Input rows:
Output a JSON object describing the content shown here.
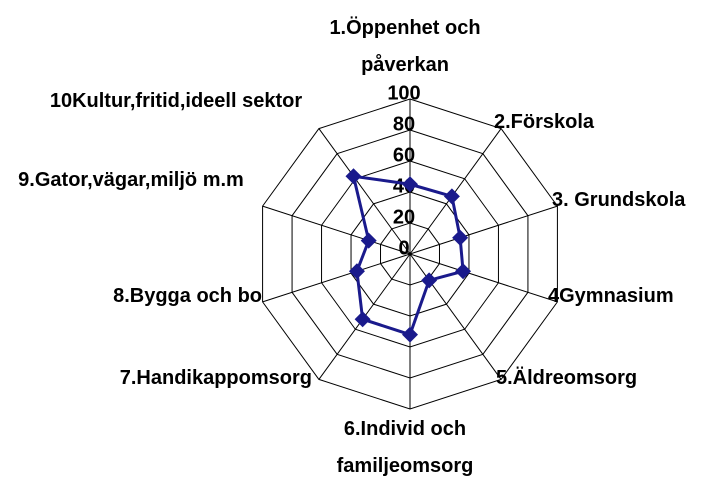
{
  "chart_data": {
    "type": "radar",
    "categories": [
      "1.Öppenhet och påverkan",
      "2.Förskola",
      "3. Grundskola",
      "4Gymnasium",
      "5.Äldreomsorg",
      "6.Individ och familjeomsorg",
      "7.Handikappomsorg",
      "8.Bygga och bo",
      "9.Gator,vägar,miljö m.m",
      "10Kultur,fritid,ideell sektor"
    ],
    "series": [
      {
        "color": "#1a1a8c",
        "values": [
          45,
          46,
          34,
          36,
          21,
          52,
          52,
          36,
          28,
          62
        ]
      }
    ],
    "ylim": [
      0,
      100
    ],
    "yticks": [
      0,
      20,
      40,
      60,
      80,
      100
    ],
    "grid": true
  }
}
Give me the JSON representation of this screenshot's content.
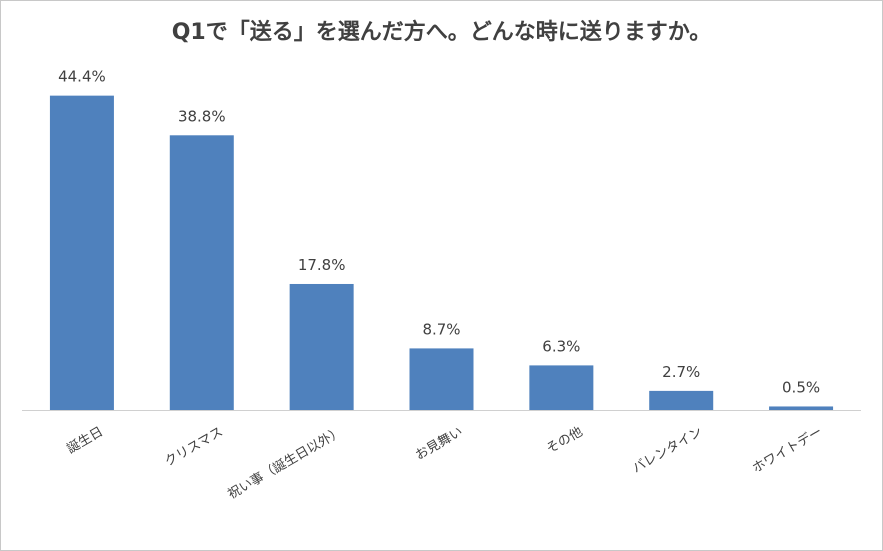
{
  "chart_data": {
    "type": "bar",
    "title": "Q1で「送る」を選んだ方へ。どんな時に送りますか。",
    "categories": [
      "誕生日",
      "クリスマス",
      "祝い事（誕生日以外）",
      "お見舞い",
      "その他",
      "バレンタイン",
      "ホワイトデー"
    ],
    "values": [
      44.4,
      38.8,
      17.8,
      8.7,
      6.3,
      2.7,
      0.5
    ],
    "data_labels": [
      "44.4%",
      "38.8%",
      "17.8%",
      "8.7%",
      "6.3%",
      "2.7%",
      "0.5%"
    ],
    "ylim": [
      0,
      50
    ],
    "grid": false,
    "bar_color": "#4f81bd",
    "axis_color": "#d0d0d0"
  }
}
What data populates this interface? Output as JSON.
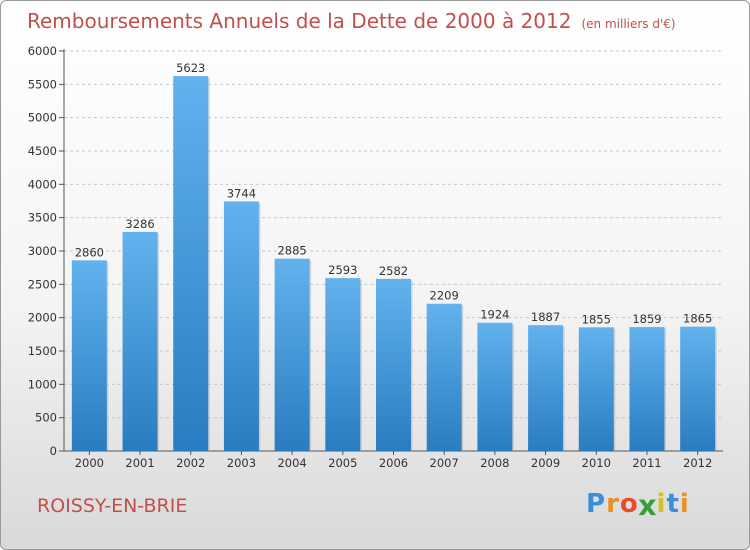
{
  "header": {
    "title": "Remboursements Annuels de la Dette de 2000 à 2012",
    "subtitle": "(en milliers d'€)"
  },
  "footer": {
    "city": "ROISSY-EN-BRIE",
    "logo": "Proxiti"
  },
  "colors": {
    "title": "#c0504d",
    "bar_top": "#62b2ee",
    "bar_bottom": "#2a7cc0"
  },
  "chart_data": {
    "type": "bar",
    "title": "Remboursements Annuels de la Dette de 2000 à 2012",
    "subtitle": "(en milliers d'€)",
    "categories": [
      "2000",
      "2001",
      "2002",
      "2003",
      "2004",
      "2005",
      "2006",
      "2007",
      "2008",
      "2009",
      "2010",
      "2011",
      "2012"
    ],
    "values": [
      2860,
      3286,
      5623,
      3744,
      2885,
      2593,
      2582,
      2209,
      1924,
      1887,
      1855,
      1859,
      1865
    ],
    "data_labels": [
      "2860",
      "3286",
      "5623",
      "3744",
      "2885",
      "2593",
      "2582",
      "2209",
      "1924",
      "1887",
      "1855",
      "1859",
      "1865"
    ],
    "yticks": [
      "0",
      "500",
      "1000",
      "1500",
      "2000",
      "2500",
      "3000",
      "3500",
      "4000",
      "4500",
      "5000",
      "5500",
      "6000"
    ],
    "ylim": [
      0,
      6000
    ],
    "grid": true
  }
}
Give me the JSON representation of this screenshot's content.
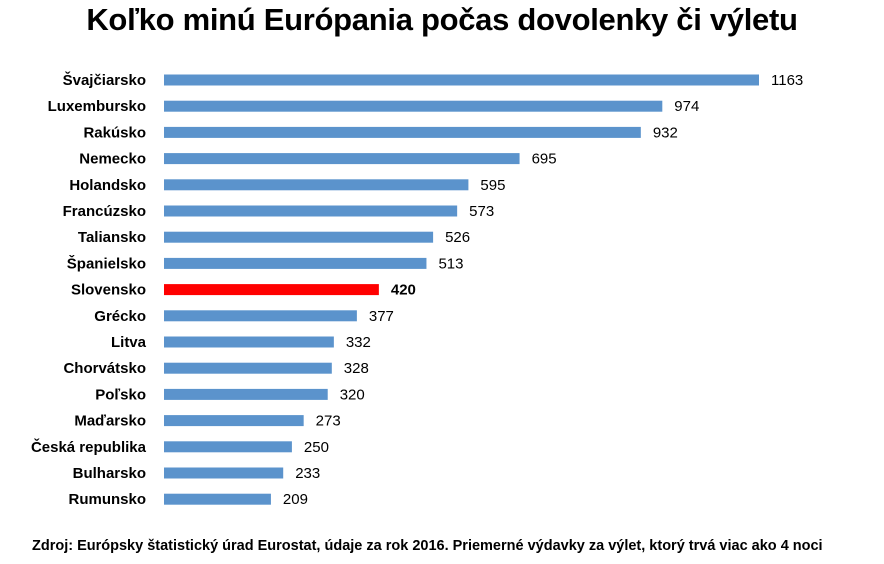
{
  "chart_data": {
    "type": "bar",
    "orientation": "horizontal",
    "title": "Koľko minú Európania počas dovolenky či výletu",
    "categories": [
      "Švajčiarsko",
      "Luxembursko",
      "Rakúsko",
      "Nemecko",
      "Holandsko",
      "Francúzsko",
      "Taliansko",
      "Španielsko",
      "Slovensko",
      "Grécko",
      "Litva",
      "Chorvátsko",
      "Poľsko",
      "Maďarsko",
      "Česká republika",
      "Bulharsko",
      "Rumunsko"
    ],
    "values": [
      1163,
      974,
      932,
      695,
      595,
      573,
      526,
      513,
      420,
      377,
      332,
      328,
      320,
      273,
      250,
      233,
      209
    ],
    "highlight": "Slovensko",
    "bar_color": "#5b93cc",
    "highlight_color": "#ff0000",
    "xlim": [
      0,
      1163
    ],
    "grid": false,
    "legend": "none"
  },
  "footnote": "Zdroj: Európsky štatistický úrad Eurostat, údaje za rok 2016. Priemerné výdavky za výlet, ktorý trvá viac ako 4 noci"
}
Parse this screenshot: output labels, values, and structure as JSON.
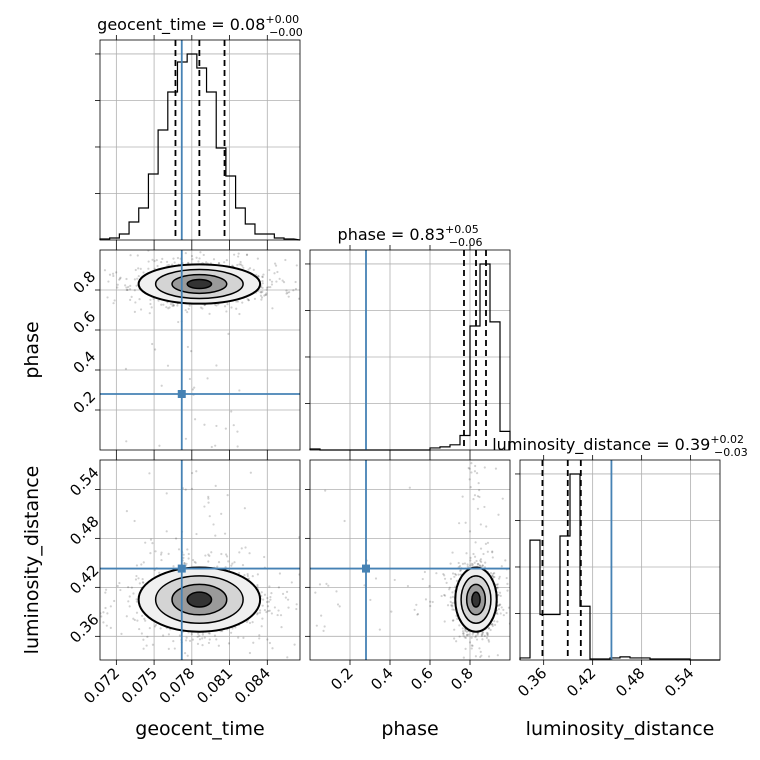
{
  "chart_data": {
    "type": "corner",
    "colors": {
      "truth": "#4682b4",
      "hist": "#000000",
      "scatter": "#000000",
      "grid": "#b0b0b0"
    },
    "parameters": [
      {
        "name": "geocent_time",
        "title_label": "geocent_time = 0.08",
        "title_plus": "+0.00",
        "title_minus": "−0.00",
        "axis_label": "geocent_time",
        "range": [
          0.0707,
          0.0866
        ],
        "truth": 0.0772,
        "quantiles": [
          0.0767,
          0.0786,
          0.0806
        ],
        "ticks": [
          0.072,
          0.075,
          0.078,
          0.081,
          0.084
        ],
        "tick_labels": [
          "0.072",
          "0.075",
          "0.078",
          "0.081",
          "0.084"
        ],
        "hist": {
          "edges_start": 0.0707,
          "bin_width": 0.00077,
          "counts": [
            0.005,
            0.01,
            0.03,
            0.09,
            0.16,
            0.33,
            0.55,
            0.74,
            0.89,
            0.93,
            0.86,
            0.74,
            0.46,
            0.32,
            0.16,
            0.08,
            0.03,
            0.03,
            0.01,
            0.005
          ]
        }
      },
      {
        "name": "phase",
        "title_label": "phase = 0.83",
        "title_plus": "+0.05",
        "title_minus": "−0.06",
        "axis_label": "phase",
        "range": [
          0.0,
          1.0
        ],
        "truth": 0.28,
        "quantiles": [
          0.77,
          0.83,
          0.88
        ],
        "ticks": [
          0.2,
          0.4,
          0.6,
          0.8
        ],
        "tick_labels": [
          "0.2",
          "0.4",
          "0.6",
          "0.8"
        ],
        "hist": {
          "edges_start": 0.0,
          "bin_width": 0.05,
          "counts": [
            0.005,
            0,
            0,
            0,
            0,
            0,
            0,
            0,
            0,
            0,
            0,
            0,
            0.01,
            0.015,
            0.025,
            0.07,
            0.6,
            0.9,
            0.62,
            0.09
          ]
        }
      },
      {
        "name": "luminosity_distance",
        "title_label": "luminosity_distance = 0.39",
        "title_plus": "+0.02",
        "title_minus": "−0.03",
        "axis_label": "luminosity_distance",
        "range": [
          0.331,
          0.576
        ],
        "truth": 0.443,
        "quantiles": [
          0.3585,
          0.3895,
          0.4055
        ],
        "ticks": [
          0.36,
          0.42,
          0.48,
          0.54
        ],
        "tick_labels": [
          "0.36",
          "0.42",
          "0.48",
          "0.54"
        ],
        "hist": {
          "edges_start": 0.331,
          "bin_width": 0.01225,
          "counts": [
            0.01,
            0.58,
            0.22,
            0.22,
            0.6,
            0.9,
            0.26,
            0.005,
            0.005,
            0.01,
            0.015,
            0.01,
            0.01,
            0.005,
            0.005,
            0.005,
            0.005,
            0,
            0,
            0
          ]
        }
      }
    ],
    "yaxis_ticks": {
      "phase": {
        "ticks": [
          0.2,
          0.4,
          0.6,
          0.8
        ],
        "tick_labels": [
          "0.2",
          "0.4",
          "0.6",
          "0.8"
        ]
      },
      "luminosity_distance": {
        "ticks": [
          0.36,
          0.42,
          0.48,
          0.54
        ],
        "tick_labels": [
          "0.36",
          "0.42",
          "0.48",
          "0.54"
        ]
      }
    },
    "posterior_peak": {
      "geocent_time": 0.0786,
      "phase": 0.83,
      "luminosity_distance": 0.405
    },
    "grid": true
  }
}
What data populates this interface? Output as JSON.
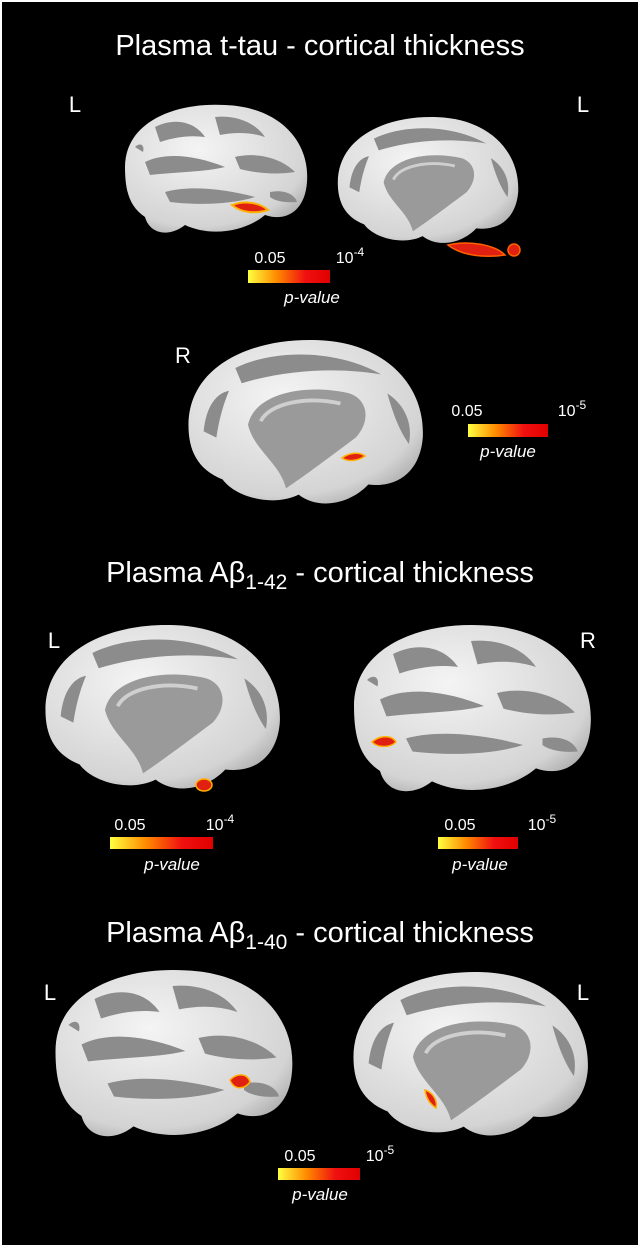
{
  "sections": [
    {
      "title": {
        "text": "Plasma t-tau - cortical thickness"
      },
      "panels": [
        {
          "hemisphere": "L"
        },
        {
          "hemisphere": "L"
        },
        {
          "hemisphere": "R"
        }
      ],
      "colorbars": [
        {
          "min": "0.05",
          "max_base": "10",
          "max_exp": "-4",
          "label": "p-value"
        },
        {
          "min": "0.05",
          "max_base": "10",
          "max_exp": "-5",
          "label": "p-value"
        }
      ]
    },
    {
      "title": {
        "text": "Plasma Aβ",
        "sub": "1-42",
        "rest": " - cortical thickness"
      },
      "panels": [
        {
          "hemisphere": "L"
        },
        {
          "hemisphere": "R"
        }
      ],
      "colorbars": [
        {
          "min": "0.05",
          "max_base": "10",
          "max_exp": "-4",
          "label": "p-value"
        },
        {
          "min": "0.05",
          "max_base": "10",
          "max_exp": "-5",
          "label": "p-value"
        }
      ]
    },
    {
      "title": {
        "text": "Plasma Aβ",
        "sub": "1-40",
        "rest": " - cortical thickness"
      },
      "panels": [
        {
          "hemisphere": "L"
        },
        {
          "hemisphere": "L"
        }
      ],
      "colorbars": [
        {
          "min": "0.05",
          "max_base": "10",
          "max_exp": "-5",
          "label": "p-value"
        }
      ]
    }
  ]
}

Task brief: From the listing above, pick out each line where the word "truth" appears.

Answer to this exercise:
      "truth": "#4682b4",
        "truth": 0.0772,
        "truth": 0.28,
        "truth": 0.443,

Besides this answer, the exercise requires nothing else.